*WHAT IS ASKED*.
Extract every line where the string "structured" appears.

*RECORDS SUPPLIED*.
▼▼▼
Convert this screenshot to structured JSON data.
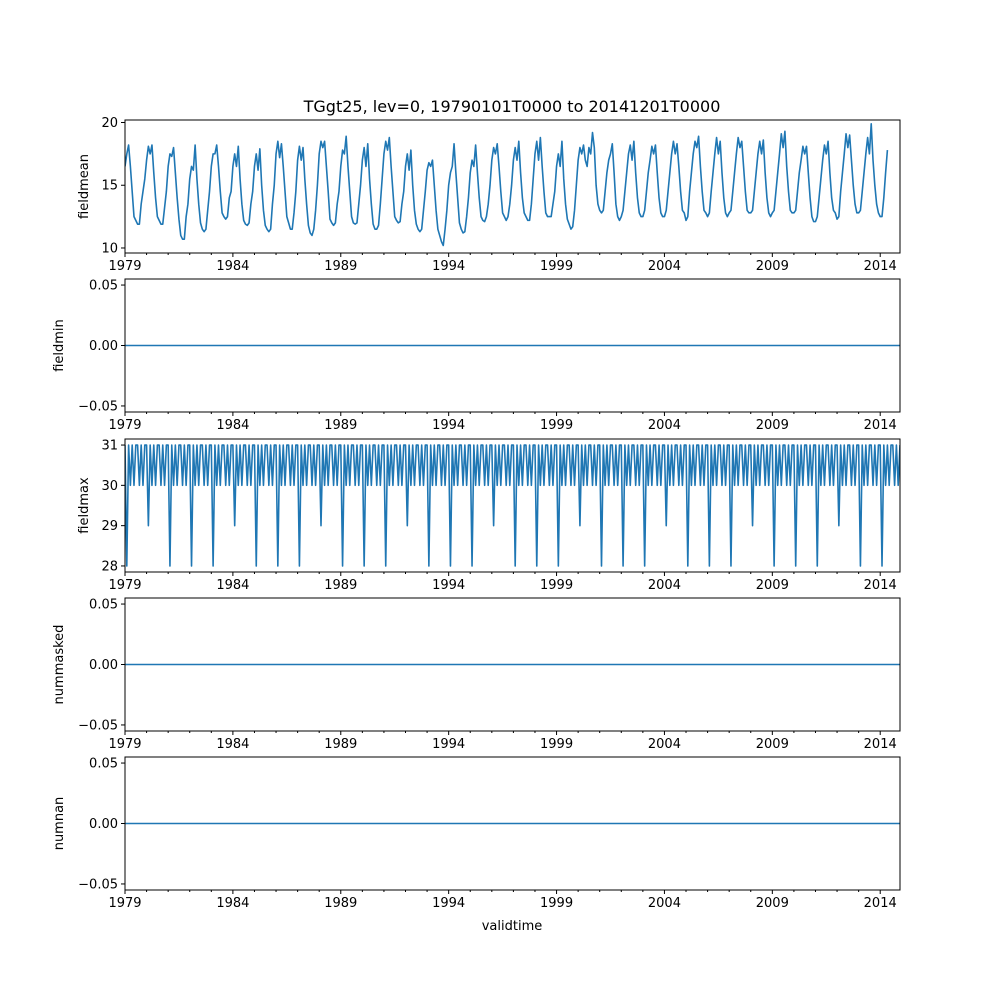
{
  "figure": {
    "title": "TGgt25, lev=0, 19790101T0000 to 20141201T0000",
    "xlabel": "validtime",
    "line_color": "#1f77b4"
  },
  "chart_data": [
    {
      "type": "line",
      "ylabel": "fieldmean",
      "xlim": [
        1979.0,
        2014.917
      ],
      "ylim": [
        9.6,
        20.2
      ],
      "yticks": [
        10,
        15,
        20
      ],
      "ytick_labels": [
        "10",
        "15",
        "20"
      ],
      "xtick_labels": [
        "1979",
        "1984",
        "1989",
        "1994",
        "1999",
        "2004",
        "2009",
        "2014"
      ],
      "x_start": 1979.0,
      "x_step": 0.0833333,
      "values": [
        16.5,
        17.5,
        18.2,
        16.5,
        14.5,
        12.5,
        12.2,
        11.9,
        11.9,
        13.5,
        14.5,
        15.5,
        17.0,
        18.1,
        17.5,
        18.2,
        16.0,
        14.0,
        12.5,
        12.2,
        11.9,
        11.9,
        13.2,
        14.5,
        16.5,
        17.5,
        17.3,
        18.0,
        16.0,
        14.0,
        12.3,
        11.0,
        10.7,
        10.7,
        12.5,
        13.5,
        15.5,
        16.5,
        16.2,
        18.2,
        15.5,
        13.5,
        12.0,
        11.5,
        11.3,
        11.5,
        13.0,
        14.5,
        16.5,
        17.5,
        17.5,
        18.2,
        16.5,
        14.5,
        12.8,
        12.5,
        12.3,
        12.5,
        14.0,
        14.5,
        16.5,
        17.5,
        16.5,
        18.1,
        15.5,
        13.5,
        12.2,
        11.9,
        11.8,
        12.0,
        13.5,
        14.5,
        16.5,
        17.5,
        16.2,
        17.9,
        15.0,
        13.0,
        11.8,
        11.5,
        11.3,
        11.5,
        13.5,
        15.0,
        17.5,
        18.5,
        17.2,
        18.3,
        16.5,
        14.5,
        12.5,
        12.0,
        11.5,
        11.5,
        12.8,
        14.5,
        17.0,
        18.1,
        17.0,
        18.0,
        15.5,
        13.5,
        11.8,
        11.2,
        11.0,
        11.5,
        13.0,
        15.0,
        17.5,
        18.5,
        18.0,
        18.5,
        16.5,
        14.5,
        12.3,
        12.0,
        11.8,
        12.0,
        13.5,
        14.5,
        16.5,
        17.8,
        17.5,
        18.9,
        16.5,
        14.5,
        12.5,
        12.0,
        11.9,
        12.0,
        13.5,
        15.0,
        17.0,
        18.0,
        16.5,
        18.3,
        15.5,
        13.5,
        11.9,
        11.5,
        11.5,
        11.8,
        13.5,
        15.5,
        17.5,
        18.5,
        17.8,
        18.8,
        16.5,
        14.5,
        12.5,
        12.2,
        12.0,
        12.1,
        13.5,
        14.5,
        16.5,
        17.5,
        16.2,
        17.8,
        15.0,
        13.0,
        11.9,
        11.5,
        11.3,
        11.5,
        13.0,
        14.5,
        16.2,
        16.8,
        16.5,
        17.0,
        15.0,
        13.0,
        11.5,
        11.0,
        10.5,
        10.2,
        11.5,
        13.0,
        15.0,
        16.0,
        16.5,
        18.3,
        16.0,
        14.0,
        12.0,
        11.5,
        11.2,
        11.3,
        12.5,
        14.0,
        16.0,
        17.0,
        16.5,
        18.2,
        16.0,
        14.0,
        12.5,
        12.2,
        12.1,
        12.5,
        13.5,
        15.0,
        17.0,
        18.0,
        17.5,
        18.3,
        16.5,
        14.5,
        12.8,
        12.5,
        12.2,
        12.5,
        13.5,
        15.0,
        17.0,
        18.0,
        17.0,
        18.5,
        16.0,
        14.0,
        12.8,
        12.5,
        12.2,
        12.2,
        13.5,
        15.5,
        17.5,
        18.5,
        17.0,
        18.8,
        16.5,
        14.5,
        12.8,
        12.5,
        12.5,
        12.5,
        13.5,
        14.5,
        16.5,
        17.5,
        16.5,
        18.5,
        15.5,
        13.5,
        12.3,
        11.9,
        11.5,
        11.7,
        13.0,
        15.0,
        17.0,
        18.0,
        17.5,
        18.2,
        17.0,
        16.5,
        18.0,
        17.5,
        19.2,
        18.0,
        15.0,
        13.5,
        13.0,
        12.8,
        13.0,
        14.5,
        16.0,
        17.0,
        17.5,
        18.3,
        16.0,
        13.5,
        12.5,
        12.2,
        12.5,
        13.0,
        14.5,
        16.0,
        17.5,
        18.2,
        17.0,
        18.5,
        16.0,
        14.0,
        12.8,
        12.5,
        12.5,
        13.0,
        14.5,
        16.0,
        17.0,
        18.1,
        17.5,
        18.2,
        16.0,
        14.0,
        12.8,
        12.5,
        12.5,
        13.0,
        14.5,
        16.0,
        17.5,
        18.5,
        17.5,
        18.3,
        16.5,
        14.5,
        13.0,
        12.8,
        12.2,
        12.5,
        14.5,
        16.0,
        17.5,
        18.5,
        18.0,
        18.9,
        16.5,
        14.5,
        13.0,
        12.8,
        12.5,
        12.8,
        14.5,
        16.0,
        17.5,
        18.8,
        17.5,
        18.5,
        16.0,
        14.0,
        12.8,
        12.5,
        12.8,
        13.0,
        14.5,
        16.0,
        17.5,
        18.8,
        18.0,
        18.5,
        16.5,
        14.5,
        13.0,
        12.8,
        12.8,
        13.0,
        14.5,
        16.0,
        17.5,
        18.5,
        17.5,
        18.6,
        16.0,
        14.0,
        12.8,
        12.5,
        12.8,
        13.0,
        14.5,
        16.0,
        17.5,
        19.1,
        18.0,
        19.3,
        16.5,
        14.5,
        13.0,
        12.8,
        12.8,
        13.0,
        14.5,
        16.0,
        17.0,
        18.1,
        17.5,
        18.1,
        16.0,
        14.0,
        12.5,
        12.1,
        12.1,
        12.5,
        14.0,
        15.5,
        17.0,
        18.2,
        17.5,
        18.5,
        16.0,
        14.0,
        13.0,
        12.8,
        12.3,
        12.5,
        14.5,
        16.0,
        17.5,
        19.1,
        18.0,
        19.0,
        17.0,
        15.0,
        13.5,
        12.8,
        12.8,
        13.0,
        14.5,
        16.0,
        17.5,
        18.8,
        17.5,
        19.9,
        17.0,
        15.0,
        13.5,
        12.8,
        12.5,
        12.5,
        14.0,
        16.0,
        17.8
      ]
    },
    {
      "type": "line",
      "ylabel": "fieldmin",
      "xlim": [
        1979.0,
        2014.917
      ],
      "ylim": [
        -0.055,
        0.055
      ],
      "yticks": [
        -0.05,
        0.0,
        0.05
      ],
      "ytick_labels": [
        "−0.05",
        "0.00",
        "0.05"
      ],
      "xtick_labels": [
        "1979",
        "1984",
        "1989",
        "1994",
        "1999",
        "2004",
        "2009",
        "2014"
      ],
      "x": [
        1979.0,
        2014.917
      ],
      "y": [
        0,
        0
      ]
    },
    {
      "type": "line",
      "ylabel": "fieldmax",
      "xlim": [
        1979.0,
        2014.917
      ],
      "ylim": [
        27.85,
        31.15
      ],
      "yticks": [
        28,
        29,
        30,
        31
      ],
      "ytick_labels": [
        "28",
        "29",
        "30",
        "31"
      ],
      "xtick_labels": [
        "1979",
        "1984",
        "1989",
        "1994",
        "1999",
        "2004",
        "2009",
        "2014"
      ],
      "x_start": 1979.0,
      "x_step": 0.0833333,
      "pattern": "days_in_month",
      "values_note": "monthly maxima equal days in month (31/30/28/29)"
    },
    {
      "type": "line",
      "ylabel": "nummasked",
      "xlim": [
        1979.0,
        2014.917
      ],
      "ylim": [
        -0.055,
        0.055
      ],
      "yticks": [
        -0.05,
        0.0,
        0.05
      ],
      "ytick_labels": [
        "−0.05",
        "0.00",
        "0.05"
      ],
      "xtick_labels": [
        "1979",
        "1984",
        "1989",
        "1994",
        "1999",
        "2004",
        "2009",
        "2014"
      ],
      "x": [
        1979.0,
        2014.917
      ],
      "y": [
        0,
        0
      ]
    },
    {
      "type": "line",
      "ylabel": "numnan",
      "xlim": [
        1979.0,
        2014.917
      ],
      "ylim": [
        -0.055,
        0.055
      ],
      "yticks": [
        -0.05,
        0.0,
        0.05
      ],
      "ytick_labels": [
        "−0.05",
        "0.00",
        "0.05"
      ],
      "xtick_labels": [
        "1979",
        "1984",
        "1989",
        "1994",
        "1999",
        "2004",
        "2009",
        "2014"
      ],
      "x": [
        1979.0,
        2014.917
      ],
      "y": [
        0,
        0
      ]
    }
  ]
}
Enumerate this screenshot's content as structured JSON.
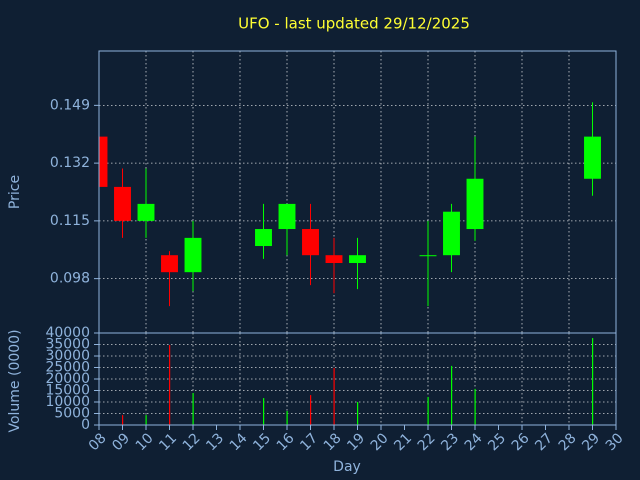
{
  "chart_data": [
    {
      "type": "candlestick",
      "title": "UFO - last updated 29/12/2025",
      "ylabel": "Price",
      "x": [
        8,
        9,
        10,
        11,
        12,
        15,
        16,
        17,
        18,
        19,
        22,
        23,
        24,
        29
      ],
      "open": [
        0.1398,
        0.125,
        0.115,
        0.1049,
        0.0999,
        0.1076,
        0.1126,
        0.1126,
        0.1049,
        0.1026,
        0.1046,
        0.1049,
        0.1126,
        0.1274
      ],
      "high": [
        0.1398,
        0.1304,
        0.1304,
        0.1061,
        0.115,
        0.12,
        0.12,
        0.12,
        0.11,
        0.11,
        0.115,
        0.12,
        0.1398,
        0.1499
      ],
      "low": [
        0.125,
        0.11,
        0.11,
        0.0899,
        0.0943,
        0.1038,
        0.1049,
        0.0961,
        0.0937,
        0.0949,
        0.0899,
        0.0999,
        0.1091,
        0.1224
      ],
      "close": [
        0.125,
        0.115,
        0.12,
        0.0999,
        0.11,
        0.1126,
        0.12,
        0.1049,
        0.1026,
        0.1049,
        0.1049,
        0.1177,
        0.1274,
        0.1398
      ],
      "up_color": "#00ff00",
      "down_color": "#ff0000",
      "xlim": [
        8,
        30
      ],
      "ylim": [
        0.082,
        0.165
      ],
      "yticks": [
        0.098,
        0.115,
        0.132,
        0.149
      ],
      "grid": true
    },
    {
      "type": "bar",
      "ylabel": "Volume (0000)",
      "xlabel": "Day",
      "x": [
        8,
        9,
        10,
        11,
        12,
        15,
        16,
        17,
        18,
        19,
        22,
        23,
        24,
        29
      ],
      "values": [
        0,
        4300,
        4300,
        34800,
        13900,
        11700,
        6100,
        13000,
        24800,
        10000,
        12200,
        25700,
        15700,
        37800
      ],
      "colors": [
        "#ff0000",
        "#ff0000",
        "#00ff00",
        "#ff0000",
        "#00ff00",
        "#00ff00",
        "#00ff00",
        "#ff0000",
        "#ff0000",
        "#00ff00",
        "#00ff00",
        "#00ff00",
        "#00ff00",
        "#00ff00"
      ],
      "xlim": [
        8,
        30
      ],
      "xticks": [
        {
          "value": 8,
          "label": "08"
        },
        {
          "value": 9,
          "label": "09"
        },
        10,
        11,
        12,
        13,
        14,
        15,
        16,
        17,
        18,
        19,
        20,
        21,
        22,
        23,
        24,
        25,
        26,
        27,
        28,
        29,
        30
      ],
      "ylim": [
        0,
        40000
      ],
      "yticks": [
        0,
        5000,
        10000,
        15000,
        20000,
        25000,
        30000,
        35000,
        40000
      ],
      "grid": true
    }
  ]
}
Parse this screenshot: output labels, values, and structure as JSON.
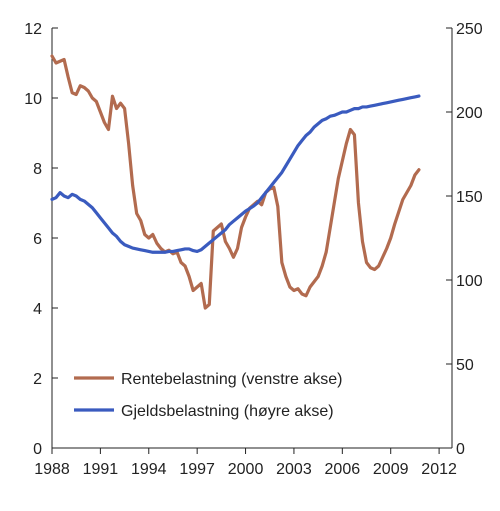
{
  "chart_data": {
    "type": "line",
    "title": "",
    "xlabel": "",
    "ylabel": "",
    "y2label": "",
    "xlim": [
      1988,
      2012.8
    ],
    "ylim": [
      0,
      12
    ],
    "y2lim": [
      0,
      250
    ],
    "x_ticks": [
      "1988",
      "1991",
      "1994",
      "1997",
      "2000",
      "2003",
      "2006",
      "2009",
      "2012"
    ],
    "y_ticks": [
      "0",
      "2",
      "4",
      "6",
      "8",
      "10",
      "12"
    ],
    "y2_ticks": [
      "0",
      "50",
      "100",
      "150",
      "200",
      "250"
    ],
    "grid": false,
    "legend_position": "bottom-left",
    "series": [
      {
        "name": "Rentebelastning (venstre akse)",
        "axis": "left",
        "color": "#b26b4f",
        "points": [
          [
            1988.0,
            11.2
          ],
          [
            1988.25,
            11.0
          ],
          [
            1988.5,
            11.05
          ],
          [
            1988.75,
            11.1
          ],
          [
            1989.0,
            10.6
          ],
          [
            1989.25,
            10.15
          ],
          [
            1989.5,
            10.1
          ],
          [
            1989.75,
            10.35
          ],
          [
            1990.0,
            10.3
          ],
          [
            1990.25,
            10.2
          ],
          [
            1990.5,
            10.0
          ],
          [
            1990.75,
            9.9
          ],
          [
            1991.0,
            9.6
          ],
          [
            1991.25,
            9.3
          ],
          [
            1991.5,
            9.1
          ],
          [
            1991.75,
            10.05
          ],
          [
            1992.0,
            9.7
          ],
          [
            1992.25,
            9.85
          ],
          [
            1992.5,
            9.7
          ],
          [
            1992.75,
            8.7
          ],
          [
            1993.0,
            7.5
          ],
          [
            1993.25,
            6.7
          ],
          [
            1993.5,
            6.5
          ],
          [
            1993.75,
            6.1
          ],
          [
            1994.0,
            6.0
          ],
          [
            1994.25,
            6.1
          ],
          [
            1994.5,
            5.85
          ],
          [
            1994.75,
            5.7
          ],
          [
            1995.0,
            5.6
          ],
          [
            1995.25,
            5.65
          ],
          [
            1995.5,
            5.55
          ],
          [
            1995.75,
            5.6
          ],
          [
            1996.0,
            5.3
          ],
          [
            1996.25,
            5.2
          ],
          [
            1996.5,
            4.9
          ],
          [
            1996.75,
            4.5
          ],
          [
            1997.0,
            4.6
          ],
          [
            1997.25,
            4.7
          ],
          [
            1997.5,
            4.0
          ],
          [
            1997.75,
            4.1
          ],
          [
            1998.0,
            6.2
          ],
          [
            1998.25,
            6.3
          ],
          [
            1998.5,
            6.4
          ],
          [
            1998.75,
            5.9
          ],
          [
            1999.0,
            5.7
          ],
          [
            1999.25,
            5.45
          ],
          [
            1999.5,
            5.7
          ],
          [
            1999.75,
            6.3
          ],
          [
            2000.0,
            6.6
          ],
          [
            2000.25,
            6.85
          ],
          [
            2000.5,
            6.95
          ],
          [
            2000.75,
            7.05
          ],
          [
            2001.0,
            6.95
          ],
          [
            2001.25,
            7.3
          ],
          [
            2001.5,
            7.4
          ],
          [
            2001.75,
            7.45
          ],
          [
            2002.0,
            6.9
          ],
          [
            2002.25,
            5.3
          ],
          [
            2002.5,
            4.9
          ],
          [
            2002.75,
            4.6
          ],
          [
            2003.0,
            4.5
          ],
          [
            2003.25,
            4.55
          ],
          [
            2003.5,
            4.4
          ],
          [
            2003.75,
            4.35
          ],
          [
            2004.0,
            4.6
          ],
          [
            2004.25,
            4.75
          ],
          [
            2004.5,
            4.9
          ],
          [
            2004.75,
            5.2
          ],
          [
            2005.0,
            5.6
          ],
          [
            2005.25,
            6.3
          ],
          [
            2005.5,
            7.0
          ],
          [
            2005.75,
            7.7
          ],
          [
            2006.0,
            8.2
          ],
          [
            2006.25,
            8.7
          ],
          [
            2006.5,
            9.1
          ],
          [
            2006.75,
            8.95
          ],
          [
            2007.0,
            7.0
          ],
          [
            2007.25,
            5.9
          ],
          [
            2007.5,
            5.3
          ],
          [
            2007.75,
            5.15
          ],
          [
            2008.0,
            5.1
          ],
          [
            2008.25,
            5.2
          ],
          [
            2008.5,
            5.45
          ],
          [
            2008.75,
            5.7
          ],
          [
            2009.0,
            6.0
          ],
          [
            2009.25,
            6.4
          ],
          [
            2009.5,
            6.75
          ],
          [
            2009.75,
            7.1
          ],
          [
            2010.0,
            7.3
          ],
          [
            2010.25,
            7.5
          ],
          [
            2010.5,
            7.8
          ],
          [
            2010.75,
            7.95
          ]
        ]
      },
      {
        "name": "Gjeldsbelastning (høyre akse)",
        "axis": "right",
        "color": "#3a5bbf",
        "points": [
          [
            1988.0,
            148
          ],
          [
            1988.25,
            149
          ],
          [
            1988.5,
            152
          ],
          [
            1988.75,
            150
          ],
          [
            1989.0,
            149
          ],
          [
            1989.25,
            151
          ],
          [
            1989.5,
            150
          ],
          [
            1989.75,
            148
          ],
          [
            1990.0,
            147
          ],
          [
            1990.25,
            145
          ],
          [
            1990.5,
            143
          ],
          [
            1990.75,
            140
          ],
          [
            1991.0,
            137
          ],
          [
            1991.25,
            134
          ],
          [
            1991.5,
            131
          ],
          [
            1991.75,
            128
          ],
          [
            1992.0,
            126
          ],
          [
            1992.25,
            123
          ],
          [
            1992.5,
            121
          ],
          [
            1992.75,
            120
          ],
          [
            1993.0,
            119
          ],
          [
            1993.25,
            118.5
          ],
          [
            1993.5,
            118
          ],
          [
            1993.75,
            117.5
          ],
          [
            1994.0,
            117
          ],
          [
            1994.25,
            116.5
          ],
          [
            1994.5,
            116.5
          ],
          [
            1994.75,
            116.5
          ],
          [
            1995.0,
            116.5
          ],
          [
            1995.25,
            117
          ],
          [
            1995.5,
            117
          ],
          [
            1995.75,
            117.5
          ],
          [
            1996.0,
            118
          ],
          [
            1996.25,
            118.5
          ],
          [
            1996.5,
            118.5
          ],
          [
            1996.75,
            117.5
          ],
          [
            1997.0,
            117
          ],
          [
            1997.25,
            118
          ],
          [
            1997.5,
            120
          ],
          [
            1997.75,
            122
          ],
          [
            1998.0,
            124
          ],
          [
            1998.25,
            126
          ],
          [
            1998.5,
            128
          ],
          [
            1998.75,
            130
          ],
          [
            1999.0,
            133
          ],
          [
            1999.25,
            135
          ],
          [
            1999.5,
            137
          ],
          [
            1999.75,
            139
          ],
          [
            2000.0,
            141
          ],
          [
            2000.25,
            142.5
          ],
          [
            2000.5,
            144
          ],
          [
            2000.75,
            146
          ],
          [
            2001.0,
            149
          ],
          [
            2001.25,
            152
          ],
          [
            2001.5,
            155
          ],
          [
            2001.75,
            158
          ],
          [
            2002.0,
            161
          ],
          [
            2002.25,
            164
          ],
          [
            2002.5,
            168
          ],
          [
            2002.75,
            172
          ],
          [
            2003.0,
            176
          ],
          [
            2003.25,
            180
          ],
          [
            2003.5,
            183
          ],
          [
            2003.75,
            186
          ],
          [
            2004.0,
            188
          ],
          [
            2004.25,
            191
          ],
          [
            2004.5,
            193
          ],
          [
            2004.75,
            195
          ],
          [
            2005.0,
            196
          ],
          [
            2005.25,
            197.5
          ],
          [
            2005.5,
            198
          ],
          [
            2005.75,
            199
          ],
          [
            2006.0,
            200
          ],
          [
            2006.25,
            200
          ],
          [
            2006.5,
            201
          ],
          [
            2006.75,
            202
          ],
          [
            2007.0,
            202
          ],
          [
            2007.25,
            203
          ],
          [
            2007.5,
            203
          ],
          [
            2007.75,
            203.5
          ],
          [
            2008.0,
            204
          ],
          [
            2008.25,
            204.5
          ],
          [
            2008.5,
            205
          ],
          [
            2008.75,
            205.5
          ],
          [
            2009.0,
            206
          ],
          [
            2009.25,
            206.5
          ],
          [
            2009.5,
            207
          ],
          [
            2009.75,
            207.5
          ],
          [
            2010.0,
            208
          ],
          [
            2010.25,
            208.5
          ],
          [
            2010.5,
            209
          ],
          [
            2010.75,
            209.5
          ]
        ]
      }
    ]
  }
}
▲▲▲
*EXERCISE RESULT*.
Convert this screenshot to structured JSON data.
Enumerate this screenshot's content as structured JSON.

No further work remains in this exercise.